Only the number is needed: how many lines of the records include "desc"?

· · ·

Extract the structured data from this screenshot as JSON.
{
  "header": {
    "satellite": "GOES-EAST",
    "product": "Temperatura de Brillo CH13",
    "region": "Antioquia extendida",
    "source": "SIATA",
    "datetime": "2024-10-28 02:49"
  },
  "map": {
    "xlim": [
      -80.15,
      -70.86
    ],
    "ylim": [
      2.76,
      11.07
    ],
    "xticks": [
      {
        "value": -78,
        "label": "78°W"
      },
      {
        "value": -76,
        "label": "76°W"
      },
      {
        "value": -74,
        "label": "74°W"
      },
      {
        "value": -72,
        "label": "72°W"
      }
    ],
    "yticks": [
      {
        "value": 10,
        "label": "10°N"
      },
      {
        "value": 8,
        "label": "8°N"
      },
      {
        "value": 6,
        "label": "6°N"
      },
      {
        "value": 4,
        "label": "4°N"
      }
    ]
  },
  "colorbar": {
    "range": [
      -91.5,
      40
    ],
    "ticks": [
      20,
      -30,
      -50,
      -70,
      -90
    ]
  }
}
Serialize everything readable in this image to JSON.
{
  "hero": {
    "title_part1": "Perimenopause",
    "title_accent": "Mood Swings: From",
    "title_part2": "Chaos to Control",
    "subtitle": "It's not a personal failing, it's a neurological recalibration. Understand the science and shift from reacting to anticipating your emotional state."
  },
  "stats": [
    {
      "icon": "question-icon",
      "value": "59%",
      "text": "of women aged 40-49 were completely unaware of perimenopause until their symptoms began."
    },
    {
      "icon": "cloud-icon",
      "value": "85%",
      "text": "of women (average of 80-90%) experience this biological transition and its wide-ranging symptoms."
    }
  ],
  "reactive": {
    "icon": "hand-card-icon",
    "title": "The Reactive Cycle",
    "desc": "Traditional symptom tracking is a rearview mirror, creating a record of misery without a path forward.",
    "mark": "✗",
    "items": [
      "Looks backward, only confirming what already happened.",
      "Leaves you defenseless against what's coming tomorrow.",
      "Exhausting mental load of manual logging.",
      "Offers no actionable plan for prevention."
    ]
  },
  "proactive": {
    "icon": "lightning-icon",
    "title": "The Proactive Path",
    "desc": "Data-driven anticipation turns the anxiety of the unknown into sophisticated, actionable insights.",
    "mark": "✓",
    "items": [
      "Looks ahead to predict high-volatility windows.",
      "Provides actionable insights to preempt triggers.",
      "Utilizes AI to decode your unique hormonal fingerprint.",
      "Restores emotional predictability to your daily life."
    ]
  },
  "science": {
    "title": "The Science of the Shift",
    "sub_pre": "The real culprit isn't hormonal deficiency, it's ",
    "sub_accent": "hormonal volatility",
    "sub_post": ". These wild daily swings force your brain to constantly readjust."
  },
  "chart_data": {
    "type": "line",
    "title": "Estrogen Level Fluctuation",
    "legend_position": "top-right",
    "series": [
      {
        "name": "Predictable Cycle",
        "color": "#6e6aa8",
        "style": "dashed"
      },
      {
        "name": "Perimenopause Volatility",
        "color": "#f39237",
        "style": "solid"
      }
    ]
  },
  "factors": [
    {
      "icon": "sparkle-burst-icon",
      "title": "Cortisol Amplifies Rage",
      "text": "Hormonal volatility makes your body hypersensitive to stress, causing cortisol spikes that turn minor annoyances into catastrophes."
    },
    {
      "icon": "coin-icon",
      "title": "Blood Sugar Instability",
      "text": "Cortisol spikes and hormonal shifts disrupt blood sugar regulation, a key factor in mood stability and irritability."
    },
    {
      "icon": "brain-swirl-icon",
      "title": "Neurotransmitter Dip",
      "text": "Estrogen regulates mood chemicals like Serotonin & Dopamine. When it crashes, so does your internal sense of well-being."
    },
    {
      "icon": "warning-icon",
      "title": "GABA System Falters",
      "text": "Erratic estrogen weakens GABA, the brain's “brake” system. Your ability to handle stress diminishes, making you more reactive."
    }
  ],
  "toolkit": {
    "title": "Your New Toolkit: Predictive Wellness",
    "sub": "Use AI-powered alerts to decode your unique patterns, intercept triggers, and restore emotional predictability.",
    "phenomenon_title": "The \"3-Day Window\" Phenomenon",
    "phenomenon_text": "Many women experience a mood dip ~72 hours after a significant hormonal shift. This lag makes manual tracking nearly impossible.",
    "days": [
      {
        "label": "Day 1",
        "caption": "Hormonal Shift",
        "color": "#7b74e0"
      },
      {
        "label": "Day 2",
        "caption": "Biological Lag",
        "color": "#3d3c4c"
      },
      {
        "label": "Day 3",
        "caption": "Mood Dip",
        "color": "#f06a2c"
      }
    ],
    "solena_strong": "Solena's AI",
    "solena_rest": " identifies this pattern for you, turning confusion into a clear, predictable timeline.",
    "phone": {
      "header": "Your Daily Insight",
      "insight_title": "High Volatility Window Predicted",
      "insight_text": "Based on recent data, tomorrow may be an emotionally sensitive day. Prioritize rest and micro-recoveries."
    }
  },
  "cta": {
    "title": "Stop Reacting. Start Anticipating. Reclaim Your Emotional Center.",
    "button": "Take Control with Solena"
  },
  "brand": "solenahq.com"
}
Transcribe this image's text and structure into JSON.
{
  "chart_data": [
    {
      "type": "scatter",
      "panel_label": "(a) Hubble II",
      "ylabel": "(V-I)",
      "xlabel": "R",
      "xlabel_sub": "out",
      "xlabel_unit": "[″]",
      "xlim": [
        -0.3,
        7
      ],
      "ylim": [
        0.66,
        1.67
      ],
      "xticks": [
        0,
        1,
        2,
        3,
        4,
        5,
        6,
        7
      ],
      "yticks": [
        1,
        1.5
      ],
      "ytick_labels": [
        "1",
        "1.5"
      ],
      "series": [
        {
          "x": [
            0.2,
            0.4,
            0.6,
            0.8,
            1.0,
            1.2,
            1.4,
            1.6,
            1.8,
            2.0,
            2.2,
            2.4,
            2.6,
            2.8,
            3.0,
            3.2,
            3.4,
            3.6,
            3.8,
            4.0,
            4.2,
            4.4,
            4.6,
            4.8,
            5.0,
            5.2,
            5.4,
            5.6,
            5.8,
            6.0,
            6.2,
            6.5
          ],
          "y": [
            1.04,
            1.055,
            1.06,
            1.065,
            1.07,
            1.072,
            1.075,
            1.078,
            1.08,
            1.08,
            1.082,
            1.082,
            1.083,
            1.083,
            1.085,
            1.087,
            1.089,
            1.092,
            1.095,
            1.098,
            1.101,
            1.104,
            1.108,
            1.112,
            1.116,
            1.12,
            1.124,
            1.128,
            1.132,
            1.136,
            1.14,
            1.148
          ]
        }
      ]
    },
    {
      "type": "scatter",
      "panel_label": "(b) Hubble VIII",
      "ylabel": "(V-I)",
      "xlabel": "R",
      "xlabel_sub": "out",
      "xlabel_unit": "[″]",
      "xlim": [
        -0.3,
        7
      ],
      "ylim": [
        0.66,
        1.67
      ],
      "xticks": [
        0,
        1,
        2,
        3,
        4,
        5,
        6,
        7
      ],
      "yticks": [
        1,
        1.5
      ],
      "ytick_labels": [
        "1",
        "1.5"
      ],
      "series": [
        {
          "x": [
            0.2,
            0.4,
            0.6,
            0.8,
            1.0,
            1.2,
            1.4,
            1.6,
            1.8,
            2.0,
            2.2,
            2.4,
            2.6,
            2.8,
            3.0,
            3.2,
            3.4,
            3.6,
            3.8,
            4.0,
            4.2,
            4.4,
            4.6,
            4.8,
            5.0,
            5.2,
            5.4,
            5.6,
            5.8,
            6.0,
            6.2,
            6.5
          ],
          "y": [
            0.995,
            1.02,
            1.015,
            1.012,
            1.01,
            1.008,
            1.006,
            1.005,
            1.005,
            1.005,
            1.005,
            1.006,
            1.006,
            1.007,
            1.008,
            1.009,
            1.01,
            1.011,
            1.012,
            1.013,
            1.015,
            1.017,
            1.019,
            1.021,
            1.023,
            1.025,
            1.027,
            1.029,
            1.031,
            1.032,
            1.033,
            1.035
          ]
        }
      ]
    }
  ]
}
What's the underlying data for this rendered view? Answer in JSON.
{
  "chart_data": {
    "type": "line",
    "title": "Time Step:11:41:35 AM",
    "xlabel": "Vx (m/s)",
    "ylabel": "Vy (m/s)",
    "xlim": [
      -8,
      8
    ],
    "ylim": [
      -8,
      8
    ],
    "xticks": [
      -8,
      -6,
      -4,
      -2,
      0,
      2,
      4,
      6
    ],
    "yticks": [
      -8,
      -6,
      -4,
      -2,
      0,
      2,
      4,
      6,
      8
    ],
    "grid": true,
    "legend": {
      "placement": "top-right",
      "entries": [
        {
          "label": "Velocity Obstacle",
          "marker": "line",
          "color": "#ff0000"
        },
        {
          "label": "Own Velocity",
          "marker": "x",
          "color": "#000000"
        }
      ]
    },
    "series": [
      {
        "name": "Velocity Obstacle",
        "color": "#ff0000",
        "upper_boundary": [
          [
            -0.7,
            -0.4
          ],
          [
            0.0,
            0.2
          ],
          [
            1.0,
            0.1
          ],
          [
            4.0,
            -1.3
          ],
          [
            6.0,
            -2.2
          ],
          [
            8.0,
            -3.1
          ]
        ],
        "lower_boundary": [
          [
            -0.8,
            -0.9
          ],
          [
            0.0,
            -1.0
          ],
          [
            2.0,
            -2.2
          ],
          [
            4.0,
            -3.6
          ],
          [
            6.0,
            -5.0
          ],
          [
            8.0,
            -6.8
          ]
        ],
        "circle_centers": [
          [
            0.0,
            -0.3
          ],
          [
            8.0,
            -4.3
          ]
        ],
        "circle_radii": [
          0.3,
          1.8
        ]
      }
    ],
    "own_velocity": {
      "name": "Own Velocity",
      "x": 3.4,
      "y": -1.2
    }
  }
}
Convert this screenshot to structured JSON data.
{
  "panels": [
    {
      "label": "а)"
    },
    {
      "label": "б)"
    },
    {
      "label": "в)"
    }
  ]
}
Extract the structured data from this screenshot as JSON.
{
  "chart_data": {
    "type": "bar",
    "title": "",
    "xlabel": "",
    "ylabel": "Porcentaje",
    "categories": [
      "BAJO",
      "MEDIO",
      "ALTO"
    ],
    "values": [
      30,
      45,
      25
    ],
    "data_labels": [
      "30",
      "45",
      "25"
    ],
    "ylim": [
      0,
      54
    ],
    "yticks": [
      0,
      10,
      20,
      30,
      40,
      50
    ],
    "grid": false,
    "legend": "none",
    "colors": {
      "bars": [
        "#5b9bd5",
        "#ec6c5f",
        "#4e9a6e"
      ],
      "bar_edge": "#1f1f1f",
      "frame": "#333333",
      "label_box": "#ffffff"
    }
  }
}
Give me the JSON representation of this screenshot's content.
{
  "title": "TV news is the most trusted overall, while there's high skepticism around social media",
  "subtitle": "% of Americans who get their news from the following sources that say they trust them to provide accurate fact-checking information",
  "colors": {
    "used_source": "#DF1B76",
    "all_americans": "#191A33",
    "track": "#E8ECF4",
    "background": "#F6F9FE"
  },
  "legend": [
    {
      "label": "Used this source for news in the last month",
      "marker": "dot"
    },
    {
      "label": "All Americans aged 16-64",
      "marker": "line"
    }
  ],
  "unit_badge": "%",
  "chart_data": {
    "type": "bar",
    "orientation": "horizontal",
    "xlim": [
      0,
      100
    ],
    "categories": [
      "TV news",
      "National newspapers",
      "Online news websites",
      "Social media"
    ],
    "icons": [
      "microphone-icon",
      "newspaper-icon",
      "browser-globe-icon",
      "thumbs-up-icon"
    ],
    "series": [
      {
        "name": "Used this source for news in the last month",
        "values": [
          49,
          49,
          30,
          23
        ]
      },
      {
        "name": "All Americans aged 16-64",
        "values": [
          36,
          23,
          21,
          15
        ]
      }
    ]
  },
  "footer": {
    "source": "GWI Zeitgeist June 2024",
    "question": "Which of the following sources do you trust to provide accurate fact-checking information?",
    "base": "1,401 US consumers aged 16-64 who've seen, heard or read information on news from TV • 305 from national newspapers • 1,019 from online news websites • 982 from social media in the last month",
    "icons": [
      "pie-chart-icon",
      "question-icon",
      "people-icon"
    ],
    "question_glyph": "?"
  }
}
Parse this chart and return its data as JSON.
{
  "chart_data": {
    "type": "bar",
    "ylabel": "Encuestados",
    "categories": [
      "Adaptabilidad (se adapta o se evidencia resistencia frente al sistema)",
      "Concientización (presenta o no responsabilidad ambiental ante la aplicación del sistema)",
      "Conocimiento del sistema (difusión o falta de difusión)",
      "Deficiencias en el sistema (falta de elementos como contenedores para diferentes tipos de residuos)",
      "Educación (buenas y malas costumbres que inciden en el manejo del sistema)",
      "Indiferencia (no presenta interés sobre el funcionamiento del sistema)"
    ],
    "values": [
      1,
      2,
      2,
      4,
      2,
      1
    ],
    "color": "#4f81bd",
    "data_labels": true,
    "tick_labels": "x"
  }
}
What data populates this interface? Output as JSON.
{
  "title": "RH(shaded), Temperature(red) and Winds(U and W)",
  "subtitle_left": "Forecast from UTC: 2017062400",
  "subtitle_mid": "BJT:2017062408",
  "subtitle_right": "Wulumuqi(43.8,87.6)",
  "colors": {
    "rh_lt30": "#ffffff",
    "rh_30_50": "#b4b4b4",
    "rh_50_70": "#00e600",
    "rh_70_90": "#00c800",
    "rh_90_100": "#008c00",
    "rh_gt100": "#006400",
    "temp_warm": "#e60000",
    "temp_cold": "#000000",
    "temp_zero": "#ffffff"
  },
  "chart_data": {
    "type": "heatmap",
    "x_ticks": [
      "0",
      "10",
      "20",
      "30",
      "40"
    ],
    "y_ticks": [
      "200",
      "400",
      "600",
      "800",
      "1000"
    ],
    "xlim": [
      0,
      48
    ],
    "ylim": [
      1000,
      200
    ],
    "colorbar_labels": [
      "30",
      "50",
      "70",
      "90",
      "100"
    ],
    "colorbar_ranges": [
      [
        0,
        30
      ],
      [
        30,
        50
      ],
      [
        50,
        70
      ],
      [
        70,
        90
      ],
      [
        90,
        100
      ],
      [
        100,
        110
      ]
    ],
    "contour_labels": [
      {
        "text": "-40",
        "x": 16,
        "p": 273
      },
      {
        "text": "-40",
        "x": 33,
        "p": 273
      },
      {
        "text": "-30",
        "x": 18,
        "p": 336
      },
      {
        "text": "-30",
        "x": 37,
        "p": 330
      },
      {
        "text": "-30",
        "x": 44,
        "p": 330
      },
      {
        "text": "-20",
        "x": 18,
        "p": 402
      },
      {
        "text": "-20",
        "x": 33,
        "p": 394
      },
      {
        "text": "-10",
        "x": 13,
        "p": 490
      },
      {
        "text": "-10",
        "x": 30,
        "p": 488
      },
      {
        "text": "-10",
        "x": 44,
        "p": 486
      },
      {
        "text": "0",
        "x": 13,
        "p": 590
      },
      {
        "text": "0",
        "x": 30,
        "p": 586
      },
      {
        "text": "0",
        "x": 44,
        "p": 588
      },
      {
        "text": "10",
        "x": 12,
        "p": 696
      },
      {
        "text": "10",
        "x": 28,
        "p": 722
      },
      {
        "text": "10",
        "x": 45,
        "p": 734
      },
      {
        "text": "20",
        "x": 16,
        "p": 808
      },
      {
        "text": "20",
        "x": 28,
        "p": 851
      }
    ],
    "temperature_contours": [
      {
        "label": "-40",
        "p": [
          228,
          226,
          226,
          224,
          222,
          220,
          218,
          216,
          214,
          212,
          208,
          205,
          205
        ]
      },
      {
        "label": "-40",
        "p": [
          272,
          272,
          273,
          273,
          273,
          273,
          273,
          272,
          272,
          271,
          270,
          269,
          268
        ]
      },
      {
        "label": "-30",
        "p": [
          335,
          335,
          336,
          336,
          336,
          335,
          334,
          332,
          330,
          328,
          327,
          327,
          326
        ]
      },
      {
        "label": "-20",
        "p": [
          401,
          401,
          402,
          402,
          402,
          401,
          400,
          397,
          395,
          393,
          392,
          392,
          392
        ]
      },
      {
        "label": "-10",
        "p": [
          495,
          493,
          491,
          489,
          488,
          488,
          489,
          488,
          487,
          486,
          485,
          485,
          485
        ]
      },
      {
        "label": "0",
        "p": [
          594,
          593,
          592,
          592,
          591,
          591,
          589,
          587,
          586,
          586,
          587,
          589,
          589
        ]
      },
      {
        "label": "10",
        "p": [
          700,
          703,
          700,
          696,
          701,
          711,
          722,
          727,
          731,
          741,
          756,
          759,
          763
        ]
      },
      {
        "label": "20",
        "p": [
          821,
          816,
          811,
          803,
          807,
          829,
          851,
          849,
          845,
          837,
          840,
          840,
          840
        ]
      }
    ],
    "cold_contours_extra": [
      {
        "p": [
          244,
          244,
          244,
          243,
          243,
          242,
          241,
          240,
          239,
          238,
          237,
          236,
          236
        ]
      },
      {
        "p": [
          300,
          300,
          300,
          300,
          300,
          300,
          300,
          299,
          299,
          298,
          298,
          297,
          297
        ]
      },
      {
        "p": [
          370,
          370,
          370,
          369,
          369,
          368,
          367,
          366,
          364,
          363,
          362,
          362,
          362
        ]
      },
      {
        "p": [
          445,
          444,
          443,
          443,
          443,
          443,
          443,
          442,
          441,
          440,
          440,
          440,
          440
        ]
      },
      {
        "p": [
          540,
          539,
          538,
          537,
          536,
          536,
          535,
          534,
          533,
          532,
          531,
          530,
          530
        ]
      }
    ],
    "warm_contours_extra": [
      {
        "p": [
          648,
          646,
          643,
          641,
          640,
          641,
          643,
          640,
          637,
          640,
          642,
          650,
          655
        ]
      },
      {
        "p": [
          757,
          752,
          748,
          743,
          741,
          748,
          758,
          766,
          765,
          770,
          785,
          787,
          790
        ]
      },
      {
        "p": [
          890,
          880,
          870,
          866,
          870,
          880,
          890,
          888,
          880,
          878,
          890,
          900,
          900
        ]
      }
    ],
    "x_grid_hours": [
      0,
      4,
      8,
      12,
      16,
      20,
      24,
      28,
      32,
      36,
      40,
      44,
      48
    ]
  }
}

· · ·

SOLUTION
2